→ Exercise inputs:
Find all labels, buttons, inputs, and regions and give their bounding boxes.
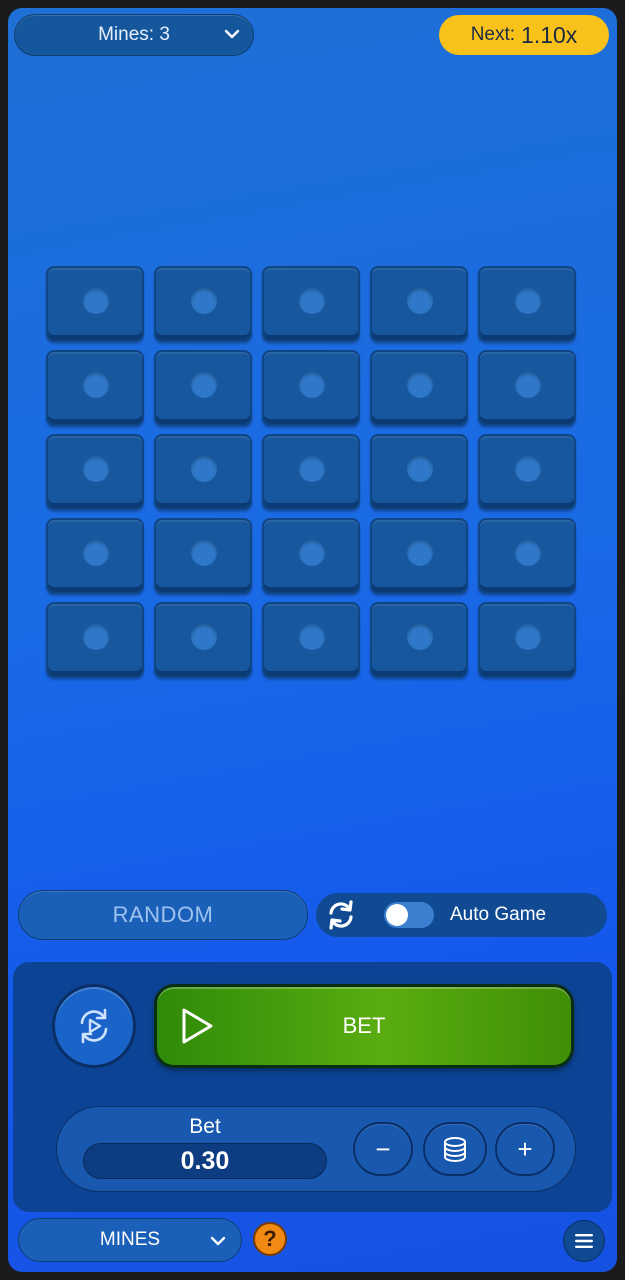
mine-tile[interactable] xyxy=(262,434,360,510)
tile-dot xyxy=(191,624,217,650)
hamburger-menu-icon xyxy=(575,1234,593,1248)
mine-tile[interactable] xyxy=(154,266,252,342)
tile-dot xyxy=(515,624,541,650)
next-multiplier-value: 1.10x xyxy=(521,21,578,48)
mine-tile[interactable] xyxy=(154,350,252,426)
mines-tile-grid xyxy=(46,266,576,678)
bet-controls-panel: BET Bet 0.30 − + xyxy=(13,962,612,1212)
next-label: Next: xyxy=(470,24,516,45)
tile-dot xyxy=(191,456,217,482)
tile-dot xyxy=(515,456,541,482)
tile-dot xyxy=(191,540,217,566)
tile-dot xyxy=(299,456,325,482)
tile-dot xyxy=(191,372,217,398)
chevron-down-icon xyxy=(210,1236,226,1246)
mine-tile[interactable] xyxy=(478,518,576,594)
bet-button[interactable]: BET xyxy=(154,984,574,1068)
mine-tile[interactable] xyxy=(262,350,360,426)
random-button[interactable]: RANDOM xyxy=(18,890,308,940)
mine-tile[interactable] xyxy=(370,602,468,678)
mine-tile[interactable] xyxy=(262,266,360,342)
tile-dot xyxy=(407,624,433,650)
mine-tile[interactable] xyxy=(262,602,360,678)
game-select-dropdown[interactable]: MINES xyxy=(18,1218,242,1262)
increase-bet-button[interactable]: + xyxy=(495,1122,555,1176)
tile-dot xyxy=(83,288,109,314)
mine-tile[interactable] xyxy=(370,266,468,342)
mine-tile[interactable] xyxy=(154,518,252,594)
tile-dot xyxy=(191,288,217,314)
autoplay-button[interactable] xyxy=(52,984,136,1068)
tile-dot xyxy=(407,288,433,314)
tile-dot xyxy=(83,540,109,566)
help-button[interactable]: ? xyxy=(253,1222,287,1256)
tile-dot xyxy=(515,288,541,314)
mine-tile[interactable] xyxy=(478,602,576,678)
chip-stack-button[interactable] xyxy=(423,1122,487,1176)
mine-tile[interactable] xyxy=(46,602,144,678)
coin-stack-icon xyxy=(444,1137,466,1162)
mine-tile[interactable] xyxy=(46,266,144,342)
tile-dot xyxy=(299,624,325,650)
bet-amount-title: Bet xyxy=(189,1115,221,1138)
bet-amount-value[interactable]: 0.30 xyxy=(83,1143,327,1179)
tile-dot xyxy=(299,288,325,314)
mine-tile[interactable] xyxy=(154,602,252,678)
mine-tile[interactable] xyxy=(478,266,576,342)
tile-dot xyxy=(83,624,109,650)
mine-tile[interactable] xyxy=(370,350,468,426)
random-button-label: RANDOM xyxy=(112,902,214,927)
sync-icon[interactable] xyxy=(324,898,358,932)
mine-tile[interactable] xyxy=(478,434,576,510)
footer-bar: MINES ? xyxy=(8,1214,617,1272)
bet-button-label: BET xyxy=(342,1013,386,1038)
toggle-knob xyxy=(386,904,408,926)
tile-dot xyxy=(515,372,541,398)
auto-game-label: Auto Game xyxy=(450,904,547,925)
top-bar: Mines: 3 Next: 1.10x xyxy=(8,8,617,62)
tile-dot xyxy=(407,372,433,398)
decrease-bet-button[interactable]: − xyxy=(353,1122,413,1176)
mine-tile[interactable] xyxy=(46,350,144,426)
chevron-down-icon xyxy=(224,29,240,39)
mine-tile[interactable] xyxy=(262,518,360,594)
tile-dot xyxy=(299,540,325,566)
tile-dot xyxy=(299,372,325,398)
game-app: Mines: 3 Next: 1.10x RANDOM Auto Game BE… xyxy=(8,8,617,1272)
auto-game-toggle[interactable] xyxy=(384,902,434,928)
game-select-label: MINES xyxy=(99,1229,161,1250)
mine-tile[interactable] xyxy=(154,434,252,510)
plus-icon: + xyxy=(517,1133,533,1164)
question-mark-icon: ? xyxy=(263,1226,277,1251)
tile-dot xyxy=(407,540,433,566)
mines-count-dropdown[interactable]: Mines: 3 xyxy=(14,14,254,56)
mine-tile[interactable] xyxy=(478,350,576,426)
mine-tile[interactable] xyxy=(46,518,144,594)
menu-button[interactable] xyxy=(563,1220,605,1262)
tile-dot xyxy=(83,456,109,482)
tile-dot xyxy=(515,540,541,566)
mines-count-label: Mines: 3 xyxy=(98,24,170,45)
mine-tile[interactable] xyxy=(46,434,144,510)
tile-dot xyxy=(83,372,109,398)
mine-tile[interactable] xyxy=(370,518,468,594)
minus-icon: − xyxy=(375,1133,391,1164)
tile-dot xyxy=(407,456,433,482)
next-multiplier-badge: Next: 1.10x xyxy=(439,15,609,55)
replay-icon xyxy=(80,1008,108,1044)
mine-tile[interactable] xyxy=(370,434,468,510)
bet-amount-panel: Bet 0.30 − + xyxy=(56,1106,576,1192)
auto-game-panel: Auto Game xyxy=(316,893,607,937)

→ Do this: Which lines of the items above contain the word "menu"? Copy each one.

→ Worked solution:
hamburger-menu-icon xyxy=(575,1234,593,1248)
menu-button[interactable] xyxy=(563,1220,605,1262)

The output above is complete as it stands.